CHALLENGE: Omit the pictures from the entries below and retype everything else exactly.

##### STORED ROWS #####

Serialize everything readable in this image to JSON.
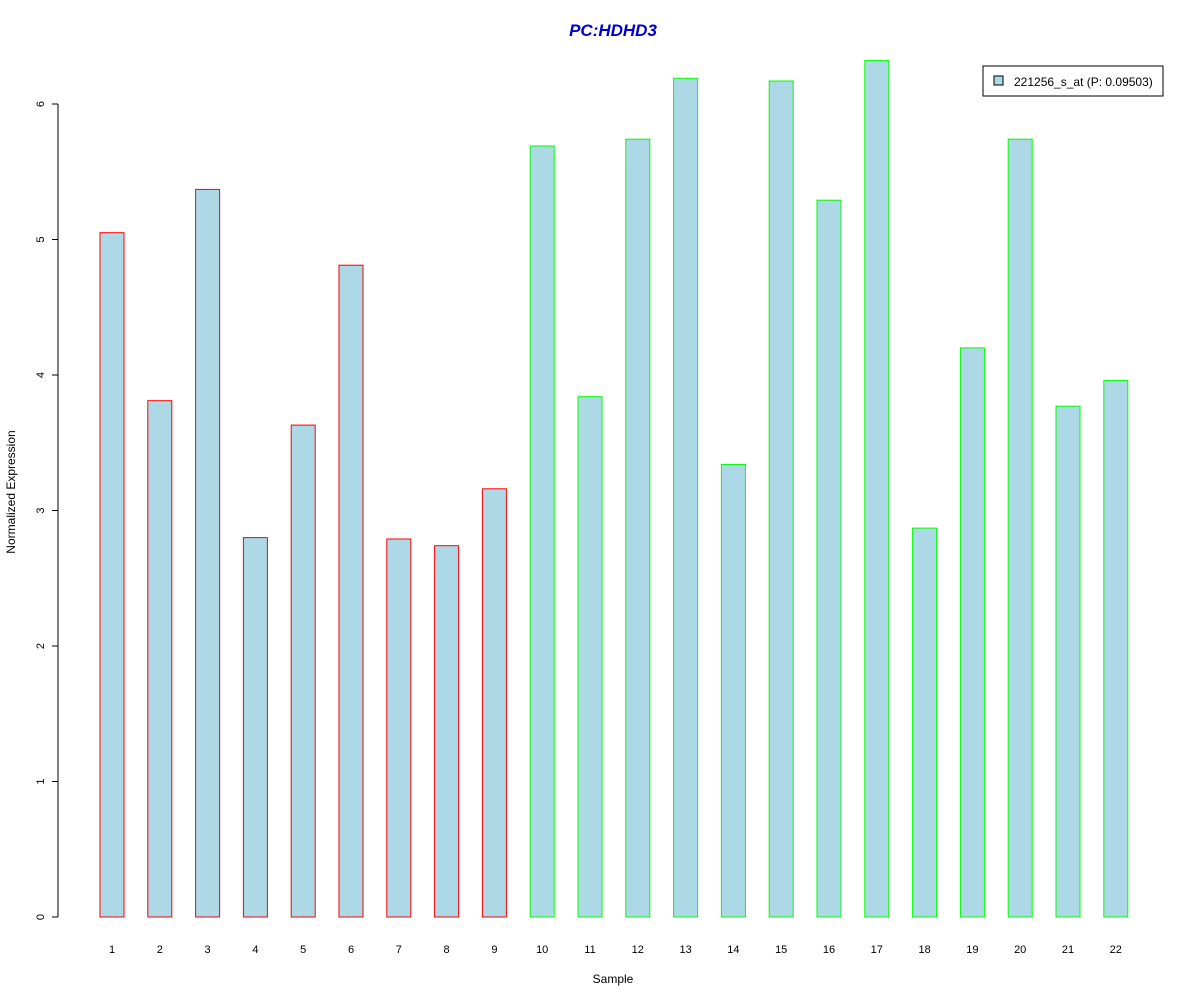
{
  "chart_data": {
    "type": "bar",
    "title": "PC:HDHD3",
    "xlabel": "Sample",
    "ylabel": "Normalized Expression",
    "categories": [
      "1",
      "2",
      "3",
      "4",
      "5",
      "6",
      "7",
      "8",
      "9",
      "10",
      "11",
      "12",
      "13",
      "14",
      "15",
      "16",
      "17",
      "18",
      "19",
      "20",
      "21",
      "22"
    ],
    "values": [
      5.05,
      3.81,
      5.37,
      2.8,
      3.63,
      4.81,
      2.79,
      2.74,
      3.16,
      5.69,
      3.84,
      5.74,
      6.19,
      3.34,
      6.17,
      5.29,
      6.32,
      2.87,
      4.2,
      5.74,
      3.77,
      3.96
    ],
    "groups": [
      "a",
      "a",
      "a",
      "a",
      "a",
      "a",
      "a",
      "a",
      "a",
      "b",
      "b",
      "b",
      "b",
      "b",
      "b",
      "b",
      "b",
      "b",
      "b",
      "b",
      "b",
      "b"
    ],
    "ylim": [
      0,
      6
    ],
    "yticks": [
      "0",
      "1",
      "2",
      "3",
      "4",
      "5",
      "6"
    ],
    "grid": false,
    "legend": {
      "position": "top-right",
      "entries": [
        {
          "label": "221256_s_at (P: 0.09503)",
          "color": "#add8e6"
        }
      ]
    },
    "colors": {
      "fill": "#add8e6",
      "border_a": "#ff0000",
      "border_b": "#00ff00",
      "title": "#0000cd",
      "axis": "#000000"
    }
  }
}
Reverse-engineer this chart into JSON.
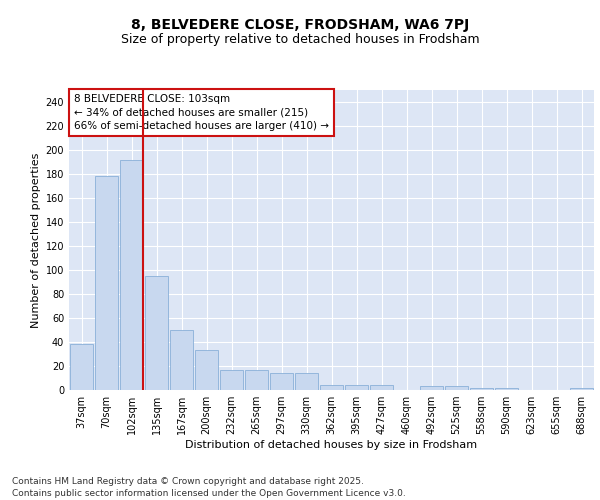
{
  "title": "8, BELVEDERE CLOSE, FRODSHAM, WA6 7PJ",
  "subtitle": "Size of property relative to detached houses in Frodsham",
  "xlabel": "Distribution of detached houses by size in Frodsham",
  "ylabel": "Number of detached properties",
  "categories": [
    "37sqm",
    "70sqm",
    "102sqm",
    "135sqm",
    "167sqm",
    "200sqm",
    "232sqm",
    "265sqm",
    "297sqm",
    "330sqm",
    "362sqm",
    "395sqm",
    "427sqm",
    "460sqm",
    "492sqm",
    "525sqm",
    "558sqm",
    "590sqm",
    "623sqm",
    "655sqm",
    "688sqm"
  ],
  "values": [
    38,
    178,
    192,
    95,
    50,
    33,
    17,
    17,
    14,
    14,
    4,
    4,
    4,
    0,
    3,
    3,
    2,
    2,
    0,
    0,
    2
  ],
  "bar_color": "#c8d8ef",
  "bar_edge_color": "#8ab0d8",
  "vline_x_index": 2,
  "vline_color": "#cc1111",
  "annotation_text": "8 BELVEDERE CLOSE: 103sqm\n← 34% of detached houses are smaller (215)\n66% of semi-detached houses are larger (410) →",
  "annotation_box_color": "#ffffff",
  "annotation_box_edge_color": "#cc1111",
  "ylim": [
    0,
    250
  ],
  "yticks": [
    0,
    20,
    40,
    60,
    80,
    100,
    120,
    140,
    160,
    180,
    200,
    220,
    240
  ],
  "ax_background_color": "#dde6f5",
  "grid_color": "#ffffff",
  "footer": "Contains HM Land Registry data © Crown copyright and database right 2025.\nContains public sector information licensed under the Open Government Licence v3.0.",
  "title_fontsize": 10,
  "subtitle_fontsize": 9,
  "axis_label_fontsize": 8,
  "tick_fontsize": 7,
  "annotation_fontsize": 7.5,
  "footer_fontsize": 6.5
}
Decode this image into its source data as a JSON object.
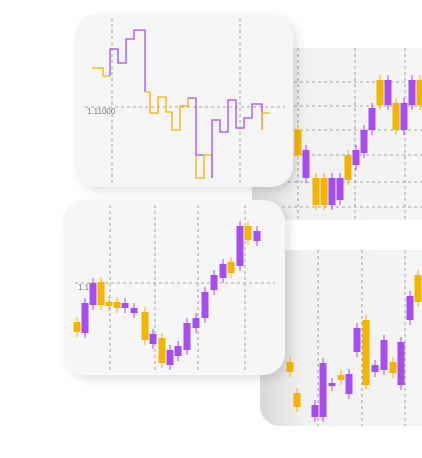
{
  "cards": [
    {
      "axis_label": "1.11000"
    },
    {
      "axis_label": "1.1"
    }
  ]
}
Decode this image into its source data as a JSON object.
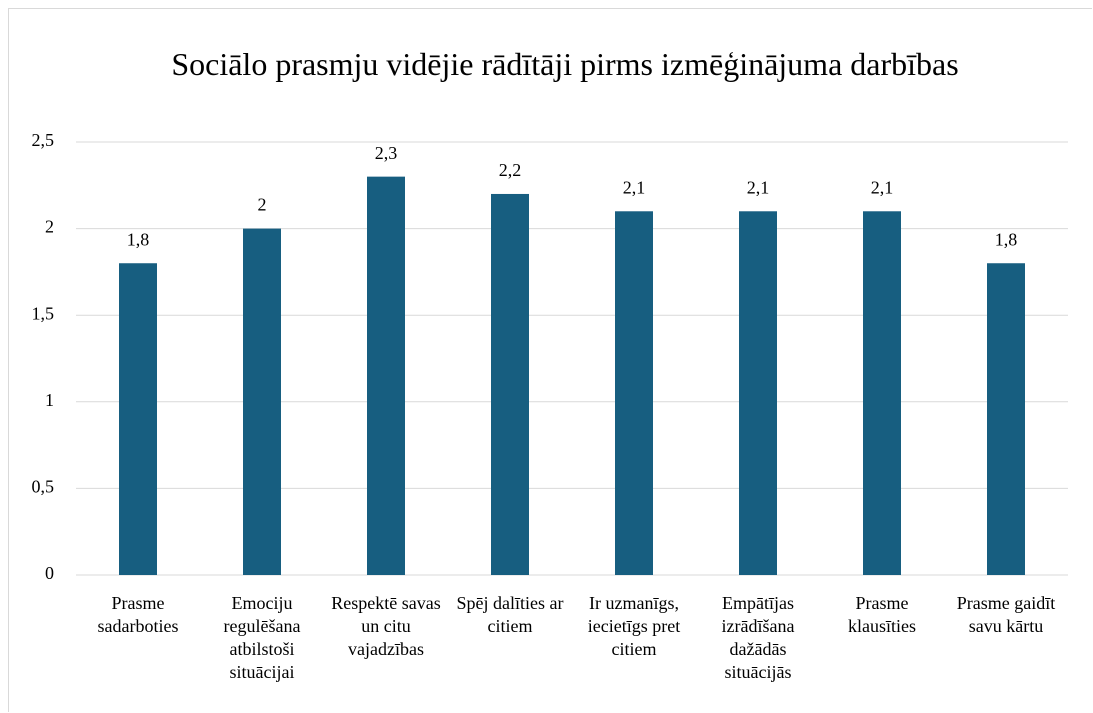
{
  "chart_data": {
    "type": "bar",
    "title": "Sociālo prasmju vidējie rādītāji pirms izmēģinājuma darbības",
    "categories": [
      "Prasme sadarboties",
      "Emociju regulēšana atbilstoši situācijai",
      "Respektē savas un citu vajadzības",
      "Spēj dalīties ar citiem",
      "Ir uzmanīgs, iecietīgs pret citiem",
      "Empātījas izrādīšana dažādās situācijās",
      "Prasme klausīties",
      "Prasme gaidīt savu kārtu"
    ],
    "values": [
      1.8,
      2,
      2.3,
      2.2,
      2.1,
      2.1,
      2.1,
      1.8
    ],
    "value_labels": [
      "1,8",
      "2",
      "2,3",
      "2,2",
      "2,1",
      "2,1",
      "2,1",
      "1,8"
    ],
    "color": "#175e80",
    "ylim": [
      0,
      2.5
    ],
    "yticks": [
      0,
      {
        "value": 0.5,
        "label": "0,5"
      },
      1,
      {
        "value": 1.5,
        "label": "1,5"
      },
      2,
      {
        "value": 2.5,
        "label": "2,5"
      }
    ],
    "grid": true
  }
}
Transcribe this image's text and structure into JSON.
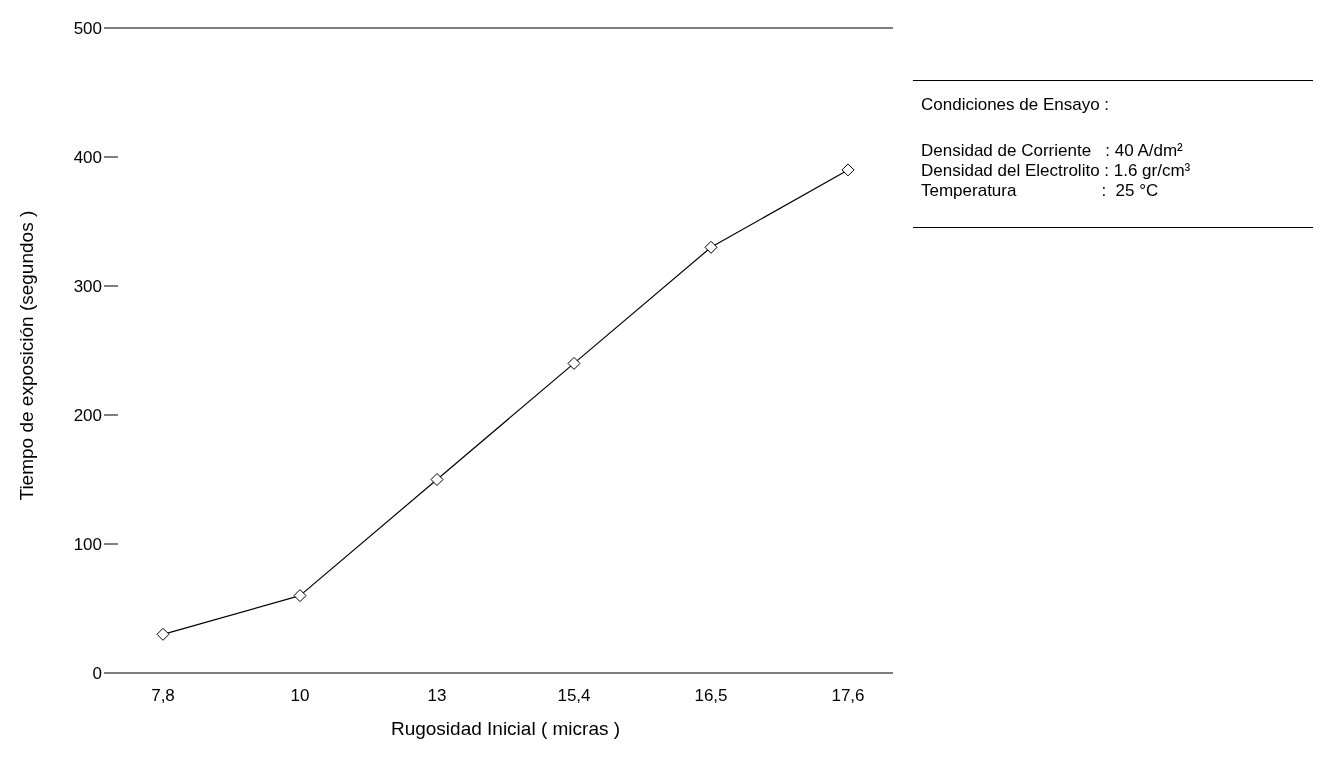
{
  "chart_data": {
    "type": "line",
    "xlabel": "Rugosidad Inicial ( micras )",
    "ylabel": "Tiempo de exposición (segundos )",
    "categories": [
      "7,8",
      "10",
      "13",
      "15,4",
      "16,5",
      "17,6"
    ],
    "series": [
      {
        "color": "#000000",
        "values": [
          30,
          60,
          150,
          240,
          330,
          390
        ]
      }
    ],
    "ylim": [
      0,
      500
    ],
    "yticks": [
      0,
      100,
      200,
      300,
      400,
      500
    ],
    "grid": false,
    "legend": false,
    "marker": "diamond",
    "line_style": "solid",
    "annotations": [
      "Condiciones de Ensayo :",
      "Densidad de Corriente   : 40 A/dm²",
      "Densidad del Electrolito : 1.6 gr/cm³",
      "Temperatura                  :  25 °C"
    ]
  }
}
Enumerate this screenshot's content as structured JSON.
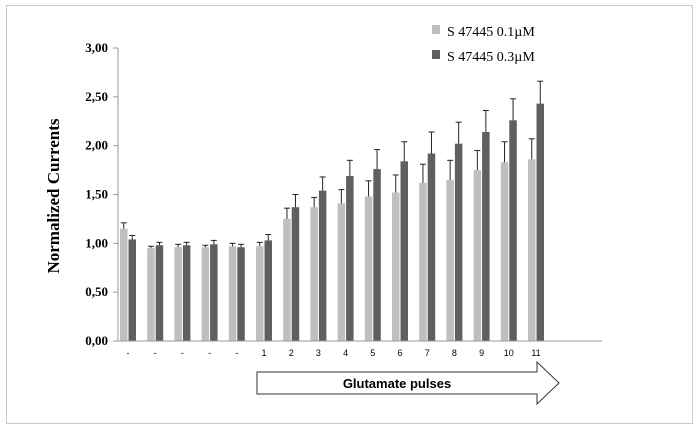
{
  "colors": {
    "series_light": "#bfbfbf",
    "series_dark": "#5f5f5f",
    "axis": "#9a9a9a",
    "error_bar": "#222222"
  },
  "arrow_label": "Glutamate pulses",
  "chart_data": {
    "type": "bar",
    "title": "",
    "xlabel": "",
    "ylabel": "Normalized Currents",
    "ylim": [
      0,
      3
    ],
    "yticks": [
      "0,00",
      "0,50",
      "1,00",
      "1,50",
      "2,00",
      "2,50",
      "3,00"
    ],
    "yticks_values": [
      0,
      0.5,
      1.0,
      1.5,
      2.0,
      2.5,
      3.0
    ],
    "grid": false,
    "legend_position": "top-right",
    "categories": [
      "-",
      "-",
      "-",
      "-",
      "-",
      "1",
      "2",
      "3",
      "4",
      "5",
      "6",
      "7",
      "8",
      "9",
      "10",
      "11"
    ],
    "series": [
      {
        "name": "S 47445 0.1µM",
        "values": [
          1.15,
          0.95,
          0.96,
          0.96,
          0.97,
          0.97,
          1.25,
          1.37,
          1.41,
          1.48,
          1.52,
          1.62,
          1.65,
          1.75,
          1.83,
          1.86
        ],
        "errors": [
          0.06,
          0.02,
          0.03,
          0.02,
          0.03,
          0.04,
          0.11,
          0.1,
          0.14,
          0.16,
          0.18,
          0.19,
          0.2,
          0.2,
          0.21,
          0.21
        ]
      },
      {
        "name": "S 47445 0.3µM",
        "values": [
          1.04,
          0.98,
          0.98,
          0.99,
          0.96,
          1.03,
          1.37,
          1.54,
          1.69,
          1.76,
          1.84,
          1.92,
          2.02,
          2.14,
          2.26,
          2.43
        ],
        "errors": [
          0.04,
          0.03,
          0.03,
          0.04,
          0.03,
          0.06,
          0.13,
          0.14,
          0.16,
          0.2,
          0.2,
          0.22,
          0.22,
          0.22,
          0.22,
          0.23
        ]
      }
    ]
  }
}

#####

FINAL RESULT:
Serialize everything readable in this image to JSON.
{
  "chart_data": {
    "type": "bar",
    "title": "PC:HDHD3",
    "xlabel": "Sample",
    "ylabel": "Normalized Expression",
    "categories": [
      "1",
      "2",
      "3",
      "4",
      "5",
      "6",
      "7",
      "8",
      "9",
      "10",
      "11",
      "12",
      "13",
      "14",
      "15",
      "16",
      "17",
      "18",
      "19",
      "20",
      "21",
      "22"
    ],
    "values": [
      5.05,
      3.81,
      5.37,
      2.8,
      3.63,
      4.81,
      2.79,
      2.74,
      3.16,
      5.69,
      3.84,
      5.74,
      6.19,
      3.34,
      6.17,
      5.29,
      6.32,
      2.87,
      4.2,
      5.74,
      3.77,
      3.96
    ],
    "groups": [
      "a",
      "a",
      "a",
      "a",
      "a",
      "a",
      "a",
      "a",
      "a",
      "b",
      "b",
      "b",
      "b",
      "b",
      "b",
      "b",
      "b",
      "b",
      "b",
      "b",
      "b",
      "b"
    ],
    "ylim": [
      0,
      6
    ],
    "yticks": [
      "0",
      "1",
      "2",
      "3",
      "4",
      "5",
      "6"
    ],
    "grid": false,
    "legend": {
      "position": "top-right",
      "entries": [
        {
          "label": "221256_s_at (P: 0.09503)",
          "color": "#add8e6"
        }
      ]
    },
    "colors": {
      "fill": "#add8e6",
      "border_a": "#ff0000",
      "border_b": "#00ff00",
      "title": "#0000cd",
      "axis": "#000000"
    }
  }
}
Reverse-engineer this chart into JSON.
{
  "title": "8, BELVEDERE CLOSE, FRODSHAM, WA6 7PJ",
  "subtitle": "Size of property relative to detached houses in Frodsham",
  "xlabel": "Distribution of detached houses by size in Frodsham",
  "ylabel": "Number of detached properties",
  "categories": [
    "37sqm",
    "70sqm",
    "102sqm",
    "135sqm",
    "167sqm",
    "200sqm",
    "232sqm",
    "265sqm",
    "297sqm",
    "330sqm",
    "362sqm",
    "395sqm",
    "427sqm",
    "460sqm",
    "492sqm",
    "525sqm",
    "558sqm",
    "590sqm",
    "623sqm",
    "655sqm",
    "688sqm"
  ],
  "values": [
    38,
    178,
    192,
    95,
    50,
    33,
    17,
    17,
    14,
    14,
    4,
    4,
    4,
    0,
    3,
    3,
    2,
    2,
    0,
    0,
    2
  ],
  "bar_color": "#c8d8ef",
  "bar_edge_color": "#8ab0d8",
  "vline_x_index": 2,
  "vline_color": "#cc1111",
  "annotation_text": "8 BELVEDERE CLOSE: 103sqm\n← 34% of detached houses are smaller (215)\n66% of semi-detached houses are larger (410) →",
  "annotation_box_color": "#ffffff",
  "annotation_box_edge_color": "#cc1111",
  "ylim": [
    0,
    250
  ],
  "yticks": [
    0,
    20,
    40,
    60,
    80,
    100,
    120,
    140,
    160,
    180,
    200,
    220,
    240
  ],
  "ax_background_color": "#dde6f5",
  "grid_color": "#ffffff",
  "footer": "Contains HM Land Registry data © Crown copyright and database right 2025.\nContains public sector information licensed under the Open Government Licence v3.0.",
  "title_fontsize": 10,
  "subtitle_fontsize": 9,
  "axis_label_fontsize": 8,
  "tick_fontsize": 7,
  "annotation_fontsize": 7.5,
  "footer_fontsize": 6.5
}
Decode this image into its source data as a JSON object.
{
  "cards": [
    {
      "axis_label": "1.11000"
    },
    {
      "axis_label": "1.1"
    }
  ]
}
Decode this image into its source data as a JSON object.
{
  "chart_data": {
    "type": "bar",
    "title": "Sociālo prasmju vidējie rādītāji pirms izmēģinājuma darbības",
    "categories": [
      "Prasme sadarboties",
      "Emociju regulēšana atbilstoši situācijai",
      "Respektē savas un citu vajadzības",
      "Spēj dalīties ar citiem",
      "Ir uzmanīgs, iecietīgs pret citiem",
      "Empātījas izrādīšana dažādās situācijās",
      "Prasme klausīties",
      "Prasme gaidīt savu kārtu"
    ],
    "values": [
      1.8,
      2,
      2.3,
      2.2,
      2.1,
      2.1,
      2.1,
      1.8
    ],
    "value_labels": [
      "1,8",
      "2",
      "2,3",
      "2,2",
      "2,1",
      "2,1",
      "2,1",
      "1,8"
    ],
    "color": "#175e80",
    "ylim": [
      0,
      2.5
    ],
    "yticks": [
      0,
      {
        "value": 0.5,
        "label": "0,5"
      },
      1,
      {
        "value": 1.5,
        "label": "1,5"
      },
      2,
      {
        "value": 2.5,
        "label": "2,5"
      }
    ],
    "grid": true
  }
}
Transcribe this image's text and structure into JSON.
{
  "chart_data": {
    "type": "line",
    "xlabel": "Rugosidad Inicial ( micras )",
    "ylabel": "Tiempo de exposición (segundos )",
    "categories": [
      "7,8",
      "10",
      "13",
      "15,4",
      "16,5",
      "17,6"
    ],
    "series": [
      {
        "color": "#000000",
        "values": [
          30,
          60,
          150,
          240,
          330,
          390
        ]
      }
    ],
    "ylim": [
      0,
      500
    ],
    "yticks": [
      0,
      100,
      200,
      300,
      400,
      500
    ],
    "grid": false,
    "legend": false,
    "marker": "diamond",
    "line_style": "solid",
    "annotations": [
      "Condiciones de Ensayo :",
      "Densidad de Corriente   : 40 A/dm²",
      "Densidad del Electrolito : 1.6 gr/cm³",
      "Temperatura                  :  25 °C"
    ]
  }
}
Enumerate this screenshot's content as structured JSON.
{
  "colors": {
    "series_light": "#bfbfbf",
    "series_dark": "#5f5f5f",
    "axis": "#9a9a9a",
    "error_bar": "#222222"
  },
  "arrow_label": "Glutamate pulses",
  "chart_data": {
    "type": "bar",
    "title": "",
    "xlabel": "",
    "ylabel": "Normalized Currents",
    "ylim": [
      0,
      3
    ],
    "yticks": [
      "0,00",
      "0,50",
      "1,00",
      "1,50",
      "2,00",
      "2,50",
      "3,00"
    ],
    "yticks_values": [
      0,
      0.5,
      1.0,
      1.5,
      2.0,
      2.5,
      3.0
    ],
    "grid": false,
    "legend_position": "top-right",
    "categories": [
      "-",
      "-",
      "-",
      "-",
      "-",
      "1",
      "2",
      "3",
      "4",
      "5",
      "6",
      "7",
      "8",
      "9",
      "10",
      "11"
    ],
    "series": [
      {
        "name": "S 47445 0.1µM",
        "values": [
          1.15,
          0.95,
          0.96,
          0.96,
          0.97,
          0.97,
          1.25,
          1.37,
          1.41,
          1.48,
          1.52,
          1.62,
          1.65,
          1.75,
          1.83,
          1.86
        ],
        "errors": [
          0.06,
          0.02,
          0.03,
          0.02,
          0.03,
          0.04,
          0.11,
          0.1,
          0.14,
          0.16,
          0.18,
          0.19,
          0.2,
          0.2,
          0.21,
          0.21
        ]
      },
      {
        "name": "S 47445 0.3µM",
        "values": [
          1.04,
          0.98,
          0.98,
          0.99,
          0.96,
          1.03,
          1.37,
          1.54,
          1.69,
          1.76,
          1.84,
          1.92,
          2.02,
          2.14,
          2.26,
          2.43
        ],
        "errors": [
          0.04,
          0.03,
          0.03,
          0.04,
          0.03,
          0.06,
          0.13,
          0.14,
          0.16,
          0.2,
          0.2,
          0.22,
          0.22,
          0.22,
          0.22,
          0.23
        ]
      }
    ]
  }
}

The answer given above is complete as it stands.